Take down each entry exactly as written.

[start]

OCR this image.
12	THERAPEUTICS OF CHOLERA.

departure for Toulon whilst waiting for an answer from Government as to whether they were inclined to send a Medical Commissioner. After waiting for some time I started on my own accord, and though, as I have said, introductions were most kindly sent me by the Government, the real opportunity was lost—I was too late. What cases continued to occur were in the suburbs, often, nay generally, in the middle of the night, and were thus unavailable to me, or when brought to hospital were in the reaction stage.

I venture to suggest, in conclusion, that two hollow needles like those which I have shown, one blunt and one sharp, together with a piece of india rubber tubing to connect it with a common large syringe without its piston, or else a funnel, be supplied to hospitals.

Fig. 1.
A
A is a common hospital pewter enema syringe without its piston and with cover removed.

[end]

Reply:
OCR this image.
12	THERAPEUTICS OF CHOLERA.

departure for Toulon whilst waiting for an answer from Government as to whether they were inclined to send a Medical Commissioner. After waiting for some time I started on my own accord, and though, as I have said, introductions were most kindly sent me by the Government, the real opportunity was lost—I was too late. What cases continued to occur were in the suburbs, often, nay generally, in the middle of the night, and were thus unavailable to me, or when brought to hospital were in the reaction stage.

I venture to suggest, in conclusion, that two hollow needles like those which I have shown, one blunt and one sharp, together with a piece of india rubber tubing to connect it with a common large syringe without its piston, or else a funnel, be supplied to hospitals.

Fig. 1.
A
A is a common hospital pewter enema syringe without its piston and with cover removed.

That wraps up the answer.